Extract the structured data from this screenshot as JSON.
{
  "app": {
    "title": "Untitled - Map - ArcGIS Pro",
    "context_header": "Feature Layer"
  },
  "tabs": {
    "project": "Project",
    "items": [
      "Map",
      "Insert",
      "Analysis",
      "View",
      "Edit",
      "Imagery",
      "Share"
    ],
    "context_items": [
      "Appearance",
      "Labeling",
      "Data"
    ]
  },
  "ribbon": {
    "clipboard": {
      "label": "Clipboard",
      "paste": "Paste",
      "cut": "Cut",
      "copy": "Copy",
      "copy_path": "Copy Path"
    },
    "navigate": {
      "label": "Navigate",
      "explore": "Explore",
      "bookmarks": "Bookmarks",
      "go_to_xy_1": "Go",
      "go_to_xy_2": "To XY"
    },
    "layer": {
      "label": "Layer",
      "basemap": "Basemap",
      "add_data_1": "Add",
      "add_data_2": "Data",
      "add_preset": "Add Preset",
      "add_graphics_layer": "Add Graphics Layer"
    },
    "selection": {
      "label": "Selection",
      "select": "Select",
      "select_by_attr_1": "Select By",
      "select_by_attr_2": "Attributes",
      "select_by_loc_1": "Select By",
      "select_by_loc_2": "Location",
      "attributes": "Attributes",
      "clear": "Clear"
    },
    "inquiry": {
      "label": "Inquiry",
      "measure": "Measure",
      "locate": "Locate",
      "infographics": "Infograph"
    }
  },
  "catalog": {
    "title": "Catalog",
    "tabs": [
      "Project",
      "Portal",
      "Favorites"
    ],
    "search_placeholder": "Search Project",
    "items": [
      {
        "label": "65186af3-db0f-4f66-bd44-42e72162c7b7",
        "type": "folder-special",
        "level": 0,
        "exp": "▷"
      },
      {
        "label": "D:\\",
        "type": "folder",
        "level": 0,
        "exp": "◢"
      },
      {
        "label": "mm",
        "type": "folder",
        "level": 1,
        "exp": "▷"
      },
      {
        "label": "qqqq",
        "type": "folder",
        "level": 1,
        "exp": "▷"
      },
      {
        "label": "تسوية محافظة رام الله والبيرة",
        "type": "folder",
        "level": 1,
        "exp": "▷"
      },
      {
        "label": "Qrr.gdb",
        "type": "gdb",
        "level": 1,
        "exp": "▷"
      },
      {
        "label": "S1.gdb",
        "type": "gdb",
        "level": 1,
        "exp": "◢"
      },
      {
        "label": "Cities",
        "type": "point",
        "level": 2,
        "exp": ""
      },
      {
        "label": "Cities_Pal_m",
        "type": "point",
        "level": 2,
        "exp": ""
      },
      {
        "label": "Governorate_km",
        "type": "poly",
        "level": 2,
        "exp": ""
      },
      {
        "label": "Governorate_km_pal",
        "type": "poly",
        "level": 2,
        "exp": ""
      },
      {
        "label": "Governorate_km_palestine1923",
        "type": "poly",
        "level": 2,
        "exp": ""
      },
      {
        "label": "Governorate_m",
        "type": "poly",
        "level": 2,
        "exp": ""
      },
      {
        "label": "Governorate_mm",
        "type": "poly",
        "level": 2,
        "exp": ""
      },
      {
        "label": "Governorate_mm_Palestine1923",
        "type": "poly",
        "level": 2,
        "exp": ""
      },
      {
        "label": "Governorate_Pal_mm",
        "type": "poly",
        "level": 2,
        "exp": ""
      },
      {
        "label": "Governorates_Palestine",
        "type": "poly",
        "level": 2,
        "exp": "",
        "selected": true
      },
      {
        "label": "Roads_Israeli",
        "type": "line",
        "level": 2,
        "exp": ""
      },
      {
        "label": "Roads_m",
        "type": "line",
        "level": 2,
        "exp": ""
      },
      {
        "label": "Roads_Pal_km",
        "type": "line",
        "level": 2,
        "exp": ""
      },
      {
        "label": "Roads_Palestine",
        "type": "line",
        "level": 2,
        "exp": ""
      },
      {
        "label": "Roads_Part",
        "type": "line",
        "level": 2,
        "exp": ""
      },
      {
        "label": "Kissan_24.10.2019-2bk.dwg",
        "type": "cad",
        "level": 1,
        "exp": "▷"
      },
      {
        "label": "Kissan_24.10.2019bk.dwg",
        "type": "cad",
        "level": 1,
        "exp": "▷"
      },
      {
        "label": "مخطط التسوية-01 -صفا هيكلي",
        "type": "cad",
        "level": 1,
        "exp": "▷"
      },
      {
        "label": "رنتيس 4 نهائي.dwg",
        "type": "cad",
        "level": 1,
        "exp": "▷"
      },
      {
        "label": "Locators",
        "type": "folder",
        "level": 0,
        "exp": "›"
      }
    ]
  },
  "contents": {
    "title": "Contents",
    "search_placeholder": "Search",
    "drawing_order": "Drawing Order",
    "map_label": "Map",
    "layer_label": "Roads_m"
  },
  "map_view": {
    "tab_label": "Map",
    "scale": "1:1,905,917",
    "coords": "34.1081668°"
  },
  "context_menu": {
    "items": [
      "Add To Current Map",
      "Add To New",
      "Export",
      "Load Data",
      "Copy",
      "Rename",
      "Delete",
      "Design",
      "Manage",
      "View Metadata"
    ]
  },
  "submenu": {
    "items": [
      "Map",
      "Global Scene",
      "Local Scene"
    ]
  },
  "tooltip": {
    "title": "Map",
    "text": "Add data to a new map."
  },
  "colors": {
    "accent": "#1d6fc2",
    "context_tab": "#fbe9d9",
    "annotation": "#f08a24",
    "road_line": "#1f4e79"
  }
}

Directive – Copy out all the entries shown above, character for character.

Task answer –
Extract the structured data from this screenshot as JSON.
{
  "app": {
    "title": "Untitled - Map - ArcGIS Pro",
    "context_header": "Feature Layer"
  },
  "tabs": {
    "project": "Project",
    "items": [
      "Map",
      "Insert",
      "Analysis",
      "View",
      "Edit",
      "Imagery",
      "Share"
    ],
    "context_items": [
      "Appearance",
      "Labeling",
      "Data"
    ]
  },
  "ribbon": {
    "clipboard": {
      "label": "Clipboard",
      "paste": "Paste",
      "cut": "Cut",
      "copy": "Copy",
      "copy_path": "Copy Path"
    },
    "navigate": {
      "label": "Navigate",
      "explore": "Explore",
      "bookmarks": "Bookmarks",
      "go_to_xy_1": "Go",
      "go_to_xy_2": "To XY"
    },
    "layer": {
      "label": "Layer",
      "basemap": "Basemap",
      "add_data_1": "Add",
      "add_data_2": "Data",
      "add_preset": "Add Preset",
      "add_graphics_layer": "Add Graphics Layer"
    },
    "selection": {
      "label": "Selection",
      "select": "Select",
      "select_by_attr_1": "Select By",
      "select_by_attr_2": "Attributes",
      "select_by_loc_1": "Select By",
      "select_by_loc_2": "Location",
      "attributes": "Attributes",
      "clear": "Clear"
    },
    "inquiry": {
      "label": "Inquiry",
      "measure": "Measure",
      "locate": "Locate",
      "infographics": "Infograph"
    }
  },
  "catalog": {
    "title": "Catalog",
    "tabs": [
      "Project",
      "Portal",
      "Favorites"
    ],
    "search_placeholder": "Search Project",
    "items": [
      {
        "label": "65186af3-db0f-4f66-bd44-42e72162c7b7",
        "type": "folder-special",
        "level": 0,
        "exp": "▷"
      },
      {
        "label": "D:\\",
        "type": "folder",
        "level": 0,
        "exp": "◢"
      },
      {
        "label": "mm",
        "type": "folder",
        "level": 1,
        "exp": "▷"
      },
      {
        "label": "qqqq",
        "type": "folder",
        "level": 1,
        "exp": "▷"
      },
      {
        "label": "تسوية محافظة رام الله والبيرة",
        "type": "folder",
        "level": 1,
        "exp": "▷"
      },
      {
        "label": "Qrr.gdb",
        "type": "gdb",
        "level": 1,
        "exp": "▷"
      },
      {
        "label": "S1.gdb",
        "type": "gdb",
        "level": 1,
        "exp": "◢"
      },
      {
        "label": "Cities",
        "type": "point",
        "level": 2,
        "exp": ""
      },
      {
        "label": "Cities_Pal_m",
        "type": "point",
        "level": 2,
        "exp": ""
      },
      {
        "label": "Governorate_km",
        "type": "poly",
        "level": 2,
        "exp": ""
      },
      {
        "label": "Governorate_km_pal",
        "type": "poly",
        "level": 2,
        "exp": ""
      },
      {
        "label": "Governorate_km_palestine1923",
        "type": "poly",
        "level": 2,
        "exp": ""
      },
      {
        "label": "Governorate_m",
        "type": "poly",
        "level": 2,
        "exp": ""
      },
      {
        "label": "Governorate_mm",
        "type": "poly",
        "level": 2,
        "exp": ""
      },
      {
        "label": "Governorate_mm_Palestine1923",
        "type": "poly",
        "level": 2,
        "exp": ""
      },
      {
        "label": "Governorate_Pal_mm",
        "type": "poly",
        "level": 2,
        "exp": ""
      },
      {
        "label": "Governorates_Palestine",
        "type": "poly",
        "level": 2,
        "exp": "",
        "selected": true
      },
      {
        "label": "Roads_Israeli",
        "type": "line",
        "level": 2,
        "exp": ""
      },
      {
        "label": "Roads_m",
        "type": "line",
        "level": 2,
        "exp": ""
      },
      {
        "label": "Roads_Pal_km",
        "type": "line",
        "level": 2,
        "exp": ""
      },
      {
        "label": "Roads_Palestine",
        "type": "line",
        "level": 2,
        "exp": ""
      },
      {
        "label": "Roads_Part",
        "type": "line",
        "level": 2,
        "exp": ""
      },
      {
        "label": "Kissan_24.10.2019-2bk.dwg",
        "type": "cad",
        "level": 1,
        "exp": "▷"
      },
      {
        "label": "Kissan_24.10.2019bk.dwg",
        "type": "cad",
        "level": 1,
        "exp": "▷"
      },
      {
        "label": "مخطط التسوية-01 -صفا هيكلي",
        "type": "cad",
        "level": 1,
        "exp": "▷"
      },
      {
        "label": "رنتيس 4 نهائي.dwg",
        "type": "cad",
        "level": 1,
        "exp": "▷"
      },
      {
        "label": "Locators",
        "type": "folder",
        "level": 0,
        "exp": "›"
      }
    ]
  },
  "contents": {
    "title": "Contents",
    "search_placeholder": "Search",
    "drawing_order": "Drawing Order",
    "map_label": "Map",
    "layer_label": "Roads_m"
  },
  "map_view": {
    "tab_label": "Map",
    "scale": "1:1,905,917",
    "coords": "34.1081668°"
  },
  "context_menu": {
    "items": [
      "Add To Current Map",
      "Add To New",
      "Export",
      "Load Data",
      "Copy",
      "Rename",
      "Delete",
      "Design",
      "Manage",
      "View Metadata"
    ]
  },
  "submenu": {
    "items": [
      "Map",
      "Global Scene",
      "Local Scene"
    ]
  },
  "tooltip": {
    "title": "Map",
    "text": "Add data to a new map."
  },
  "colors": {
    "accent": "#1d6fc2",
    "context_tab": "#fbe9d9",
    "annotation": "#f08a24",
    "road_line": "#1f4e79"
  }
}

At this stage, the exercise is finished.